> [Figure data in JSON]:
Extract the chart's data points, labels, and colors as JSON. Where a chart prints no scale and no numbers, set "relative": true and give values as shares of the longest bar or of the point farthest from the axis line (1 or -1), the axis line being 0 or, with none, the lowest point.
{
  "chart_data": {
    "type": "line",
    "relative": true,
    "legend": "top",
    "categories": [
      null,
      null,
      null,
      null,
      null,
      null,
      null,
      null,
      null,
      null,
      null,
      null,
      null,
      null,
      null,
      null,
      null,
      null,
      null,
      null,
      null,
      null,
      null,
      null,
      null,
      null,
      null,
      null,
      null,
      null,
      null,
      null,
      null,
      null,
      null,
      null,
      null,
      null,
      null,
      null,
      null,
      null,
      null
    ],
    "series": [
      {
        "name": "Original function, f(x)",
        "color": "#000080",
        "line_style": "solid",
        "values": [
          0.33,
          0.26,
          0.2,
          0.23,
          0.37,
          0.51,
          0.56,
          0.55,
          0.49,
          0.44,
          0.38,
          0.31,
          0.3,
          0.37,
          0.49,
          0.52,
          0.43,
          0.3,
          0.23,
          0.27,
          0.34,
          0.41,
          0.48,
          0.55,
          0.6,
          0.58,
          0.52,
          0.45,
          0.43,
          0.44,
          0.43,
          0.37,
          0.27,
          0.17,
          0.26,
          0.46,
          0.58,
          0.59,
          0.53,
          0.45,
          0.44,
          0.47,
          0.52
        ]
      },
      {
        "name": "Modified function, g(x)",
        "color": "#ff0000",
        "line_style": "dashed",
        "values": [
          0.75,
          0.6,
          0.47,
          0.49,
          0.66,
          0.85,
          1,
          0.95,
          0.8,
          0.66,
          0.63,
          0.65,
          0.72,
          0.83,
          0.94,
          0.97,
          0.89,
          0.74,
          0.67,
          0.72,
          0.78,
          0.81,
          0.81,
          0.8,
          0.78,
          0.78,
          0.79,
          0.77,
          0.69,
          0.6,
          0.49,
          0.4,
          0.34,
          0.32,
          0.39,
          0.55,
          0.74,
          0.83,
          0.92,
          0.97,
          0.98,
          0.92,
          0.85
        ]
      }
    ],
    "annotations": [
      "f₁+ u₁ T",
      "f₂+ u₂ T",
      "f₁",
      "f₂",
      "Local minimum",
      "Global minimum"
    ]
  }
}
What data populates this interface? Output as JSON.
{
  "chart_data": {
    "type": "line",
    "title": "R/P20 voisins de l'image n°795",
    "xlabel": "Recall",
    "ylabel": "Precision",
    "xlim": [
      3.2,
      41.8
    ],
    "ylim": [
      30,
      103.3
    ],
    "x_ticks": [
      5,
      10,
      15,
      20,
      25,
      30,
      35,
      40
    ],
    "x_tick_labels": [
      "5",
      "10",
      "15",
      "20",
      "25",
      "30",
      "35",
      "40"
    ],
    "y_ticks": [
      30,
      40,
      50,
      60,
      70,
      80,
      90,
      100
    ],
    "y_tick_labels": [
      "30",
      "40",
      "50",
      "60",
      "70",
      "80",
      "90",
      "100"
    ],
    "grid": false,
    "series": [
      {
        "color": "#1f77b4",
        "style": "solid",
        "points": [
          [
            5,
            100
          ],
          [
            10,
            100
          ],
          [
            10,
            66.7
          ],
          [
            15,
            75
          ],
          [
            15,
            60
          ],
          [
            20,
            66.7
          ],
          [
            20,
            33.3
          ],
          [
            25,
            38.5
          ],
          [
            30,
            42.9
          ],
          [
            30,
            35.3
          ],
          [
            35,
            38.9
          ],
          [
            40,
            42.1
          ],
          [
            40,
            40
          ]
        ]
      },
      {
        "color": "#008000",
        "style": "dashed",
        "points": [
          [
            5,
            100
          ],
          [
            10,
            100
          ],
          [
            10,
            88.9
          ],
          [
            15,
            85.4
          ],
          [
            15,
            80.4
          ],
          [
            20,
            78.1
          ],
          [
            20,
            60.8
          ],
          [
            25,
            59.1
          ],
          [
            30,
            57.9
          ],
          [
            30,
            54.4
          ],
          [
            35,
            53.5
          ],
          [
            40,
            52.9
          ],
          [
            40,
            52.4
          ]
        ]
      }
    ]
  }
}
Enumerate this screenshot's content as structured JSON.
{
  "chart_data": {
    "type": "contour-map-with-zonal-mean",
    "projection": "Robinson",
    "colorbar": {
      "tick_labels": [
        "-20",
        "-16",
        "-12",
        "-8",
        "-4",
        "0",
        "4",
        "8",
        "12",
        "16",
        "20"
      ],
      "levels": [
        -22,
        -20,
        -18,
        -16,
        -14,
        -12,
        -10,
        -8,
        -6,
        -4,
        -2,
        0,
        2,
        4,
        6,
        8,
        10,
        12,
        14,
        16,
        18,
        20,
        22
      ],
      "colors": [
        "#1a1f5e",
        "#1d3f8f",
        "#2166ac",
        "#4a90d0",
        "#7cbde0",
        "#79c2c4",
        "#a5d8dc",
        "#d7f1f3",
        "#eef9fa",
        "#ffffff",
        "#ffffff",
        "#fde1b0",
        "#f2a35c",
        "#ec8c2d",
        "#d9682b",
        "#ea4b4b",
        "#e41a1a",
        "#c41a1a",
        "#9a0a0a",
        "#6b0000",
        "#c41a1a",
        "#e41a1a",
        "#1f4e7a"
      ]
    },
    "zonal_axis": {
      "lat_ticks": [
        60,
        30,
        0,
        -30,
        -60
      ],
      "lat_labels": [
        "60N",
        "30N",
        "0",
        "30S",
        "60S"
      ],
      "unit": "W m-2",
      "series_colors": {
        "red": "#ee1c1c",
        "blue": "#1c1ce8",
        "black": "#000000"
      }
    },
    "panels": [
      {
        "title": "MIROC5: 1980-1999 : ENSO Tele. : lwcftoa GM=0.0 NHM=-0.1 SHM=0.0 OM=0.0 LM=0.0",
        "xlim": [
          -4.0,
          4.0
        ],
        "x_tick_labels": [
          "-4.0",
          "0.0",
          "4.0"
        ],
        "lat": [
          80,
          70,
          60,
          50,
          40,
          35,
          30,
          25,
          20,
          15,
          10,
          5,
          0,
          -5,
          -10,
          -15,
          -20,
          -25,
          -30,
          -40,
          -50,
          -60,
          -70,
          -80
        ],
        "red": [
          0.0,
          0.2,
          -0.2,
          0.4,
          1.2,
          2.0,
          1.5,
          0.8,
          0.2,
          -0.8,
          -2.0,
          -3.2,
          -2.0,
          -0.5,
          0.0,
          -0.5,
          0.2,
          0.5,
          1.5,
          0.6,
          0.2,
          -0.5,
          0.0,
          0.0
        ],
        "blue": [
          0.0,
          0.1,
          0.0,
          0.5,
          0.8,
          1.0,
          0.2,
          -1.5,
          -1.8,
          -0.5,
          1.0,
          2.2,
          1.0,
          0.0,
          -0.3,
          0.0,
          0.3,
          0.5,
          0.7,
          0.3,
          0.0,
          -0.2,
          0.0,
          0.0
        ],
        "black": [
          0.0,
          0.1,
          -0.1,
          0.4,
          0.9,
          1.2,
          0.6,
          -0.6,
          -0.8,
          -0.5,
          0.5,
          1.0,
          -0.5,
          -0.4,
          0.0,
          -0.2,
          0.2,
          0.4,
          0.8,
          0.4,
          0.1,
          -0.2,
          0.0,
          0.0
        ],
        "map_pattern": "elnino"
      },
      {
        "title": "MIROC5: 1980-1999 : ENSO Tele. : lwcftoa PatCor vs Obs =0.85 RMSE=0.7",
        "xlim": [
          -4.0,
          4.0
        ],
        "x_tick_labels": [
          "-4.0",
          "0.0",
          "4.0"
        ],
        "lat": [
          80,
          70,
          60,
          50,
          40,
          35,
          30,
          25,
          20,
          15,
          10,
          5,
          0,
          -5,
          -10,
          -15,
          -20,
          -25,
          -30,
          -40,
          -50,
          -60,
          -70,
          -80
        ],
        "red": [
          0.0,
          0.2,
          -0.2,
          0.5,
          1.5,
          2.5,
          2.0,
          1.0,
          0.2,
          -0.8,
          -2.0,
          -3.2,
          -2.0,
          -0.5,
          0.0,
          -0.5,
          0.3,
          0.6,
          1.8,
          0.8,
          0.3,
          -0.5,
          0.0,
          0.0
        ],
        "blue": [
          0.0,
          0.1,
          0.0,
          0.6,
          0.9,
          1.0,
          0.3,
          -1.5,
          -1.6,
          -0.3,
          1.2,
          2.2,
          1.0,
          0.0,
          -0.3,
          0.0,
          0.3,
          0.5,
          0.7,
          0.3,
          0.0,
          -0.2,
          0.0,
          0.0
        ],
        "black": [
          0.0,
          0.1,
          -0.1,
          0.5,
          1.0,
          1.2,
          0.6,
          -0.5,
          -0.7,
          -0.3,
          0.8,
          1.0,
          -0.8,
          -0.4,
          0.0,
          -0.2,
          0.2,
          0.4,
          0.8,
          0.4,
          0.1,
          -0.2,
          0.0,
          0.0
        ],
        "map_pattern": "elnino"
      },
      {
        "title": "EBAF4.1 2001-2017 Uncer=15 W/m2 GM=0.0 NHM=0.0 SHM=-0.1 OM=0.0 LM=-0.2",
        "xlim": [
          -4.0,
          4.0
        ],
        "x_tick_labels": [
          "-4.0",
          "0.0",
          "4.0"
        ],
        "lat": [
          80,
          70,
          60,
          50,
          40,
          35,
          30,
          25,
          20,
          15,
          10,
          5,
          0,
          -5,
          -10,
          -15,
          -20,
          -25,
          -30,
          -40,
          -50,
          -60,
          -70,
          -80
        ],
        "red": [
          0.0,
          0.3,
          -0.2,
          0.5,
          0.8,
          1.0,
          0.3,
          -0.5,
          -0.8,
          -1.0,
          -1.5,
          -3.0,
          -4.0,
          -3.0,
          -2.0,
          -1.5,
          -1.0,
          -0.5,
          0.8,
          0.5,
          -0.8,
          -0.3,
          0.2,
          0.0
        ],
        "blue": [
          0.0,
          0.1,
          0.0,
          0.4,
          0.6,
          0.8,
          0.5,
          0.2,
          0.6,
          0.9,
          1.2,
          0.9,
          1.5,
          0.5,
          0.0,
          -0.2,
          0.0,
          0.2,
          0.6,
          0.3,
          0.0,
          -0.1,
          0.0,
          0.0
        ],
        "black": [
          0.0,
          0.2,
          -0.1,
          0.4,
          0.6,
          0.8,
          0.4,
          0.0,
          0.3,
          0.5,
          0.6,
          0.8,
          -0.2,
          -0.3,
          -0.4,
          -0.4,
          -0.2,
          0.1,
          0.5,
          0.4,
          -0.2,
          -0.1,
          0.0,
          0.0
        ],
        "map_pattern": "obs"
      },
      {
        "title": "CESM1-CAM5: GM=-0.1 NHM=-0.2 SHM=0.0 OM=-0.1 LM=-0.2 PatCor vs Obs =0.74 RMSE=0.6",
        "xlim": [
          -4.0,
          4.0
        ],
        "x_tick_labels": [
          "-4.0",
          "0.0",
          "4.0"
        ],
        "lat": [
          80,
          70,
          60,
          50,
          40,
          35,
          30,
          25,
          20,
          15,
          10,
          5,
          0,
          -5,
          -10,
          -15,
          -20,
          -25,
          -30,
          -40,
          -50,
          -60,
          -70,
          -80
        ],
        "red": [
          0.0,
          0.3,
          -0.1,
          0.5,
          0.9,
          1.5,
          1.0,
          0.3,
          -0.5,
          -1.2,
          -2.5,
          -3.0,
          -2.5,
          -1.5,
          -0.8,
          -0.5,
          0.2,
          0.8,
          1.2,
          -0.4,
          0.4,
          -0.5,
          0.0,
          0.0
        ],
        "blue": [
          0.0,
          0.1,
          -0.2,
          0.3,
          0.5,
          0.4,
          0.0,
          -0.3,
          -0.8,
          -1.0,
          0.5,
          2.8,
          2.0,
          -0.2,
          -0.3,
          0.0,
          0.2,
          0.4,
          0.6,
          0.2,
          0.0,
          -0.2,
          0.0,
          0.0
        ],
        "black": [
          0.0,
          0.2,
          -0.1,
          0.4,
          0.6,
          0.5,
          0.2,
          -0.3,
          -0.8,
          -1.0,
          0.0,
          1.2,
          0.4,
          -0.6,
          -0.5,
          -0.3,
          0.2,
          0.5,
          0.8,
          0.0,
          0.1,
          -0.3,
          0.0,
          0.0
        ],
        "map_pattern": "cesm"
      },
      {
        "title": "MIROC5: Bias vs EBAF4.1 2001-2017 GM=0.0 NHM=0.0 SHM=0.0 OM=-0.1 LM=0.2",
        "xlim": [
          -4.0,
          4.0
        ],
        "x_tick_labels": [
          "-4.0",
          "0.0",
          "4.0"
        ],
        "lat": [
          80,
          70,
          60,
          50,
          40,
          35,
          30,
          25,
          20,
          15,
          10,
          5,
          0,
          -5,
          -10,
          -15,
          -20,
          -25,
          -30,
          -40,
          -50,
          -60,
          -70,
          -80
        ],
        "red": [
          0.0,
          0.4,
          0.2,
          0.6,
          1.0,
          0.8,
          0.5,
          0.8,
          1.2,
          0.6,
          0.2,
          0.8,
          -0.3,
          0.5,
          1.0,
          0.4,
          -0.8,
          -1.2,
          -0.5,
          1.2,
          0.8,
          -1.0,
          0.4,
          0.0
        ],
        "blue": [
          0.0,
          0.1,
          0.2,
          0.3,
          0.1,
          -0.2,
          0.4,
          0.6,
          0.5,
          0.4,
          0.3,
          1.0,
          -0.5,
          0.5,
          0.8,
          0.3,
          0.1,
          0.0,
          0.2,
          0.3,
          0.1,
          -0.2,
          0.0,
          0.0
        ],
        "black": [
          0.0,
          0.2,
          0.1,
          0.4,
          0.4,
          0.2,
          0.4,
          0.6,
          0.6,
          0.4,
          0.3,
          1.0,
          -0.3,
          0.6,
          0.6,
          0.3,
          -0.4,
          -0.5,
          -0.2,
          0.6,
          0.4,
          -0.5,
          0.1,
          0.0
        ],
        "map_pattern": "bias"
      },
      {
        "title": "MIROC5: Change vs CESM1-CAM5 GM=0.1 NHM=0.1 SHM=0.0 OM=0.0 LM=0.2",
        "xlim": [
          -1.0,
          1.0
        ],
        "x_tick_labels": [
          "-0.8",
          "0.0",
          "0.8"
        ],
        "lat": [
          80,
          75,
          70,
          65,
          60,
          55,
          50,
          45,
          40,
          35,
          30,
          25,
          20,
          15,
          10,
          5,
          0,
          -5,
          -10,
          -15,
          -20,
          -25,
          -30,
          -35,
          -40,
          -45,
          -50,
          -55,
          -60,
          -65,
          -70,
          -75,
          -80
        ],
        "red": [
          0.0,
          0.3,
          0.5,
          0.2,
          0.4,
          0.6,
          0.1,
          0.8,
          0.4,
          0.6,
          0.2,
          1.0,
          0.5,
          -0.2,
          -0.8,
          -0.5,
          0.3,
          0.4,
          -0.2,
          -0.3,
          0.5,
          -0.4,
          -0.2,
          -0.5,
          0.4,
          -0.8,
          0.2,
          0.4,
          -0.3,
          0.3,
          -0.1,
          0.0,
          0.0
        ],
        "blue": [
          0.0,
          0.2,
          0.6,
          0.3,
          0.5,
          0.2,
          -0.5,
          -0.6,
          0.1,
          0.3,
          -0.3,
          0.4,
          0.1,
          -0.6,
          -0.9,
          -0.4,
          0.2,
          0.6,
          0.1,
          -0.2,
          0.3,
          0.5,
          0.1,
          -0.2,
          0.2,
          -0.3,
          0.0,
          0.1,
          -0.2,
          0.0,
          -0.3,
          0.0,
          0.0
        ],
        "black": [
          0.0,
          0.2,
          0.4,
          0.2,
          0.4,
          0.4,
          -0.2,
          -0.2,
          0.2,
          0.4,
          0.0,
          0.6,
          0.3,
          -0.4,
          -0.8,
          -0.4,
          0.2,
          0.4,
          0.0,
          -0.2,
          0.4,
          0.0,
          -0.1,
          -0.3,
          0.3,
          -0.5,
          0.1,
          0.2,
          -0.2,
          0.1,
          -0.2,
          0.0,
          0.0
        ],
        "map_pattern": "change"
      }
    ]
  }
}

> [Requirement]: Answer with a single number: the count of lines holding the word "Tele".

> [Task output]: 2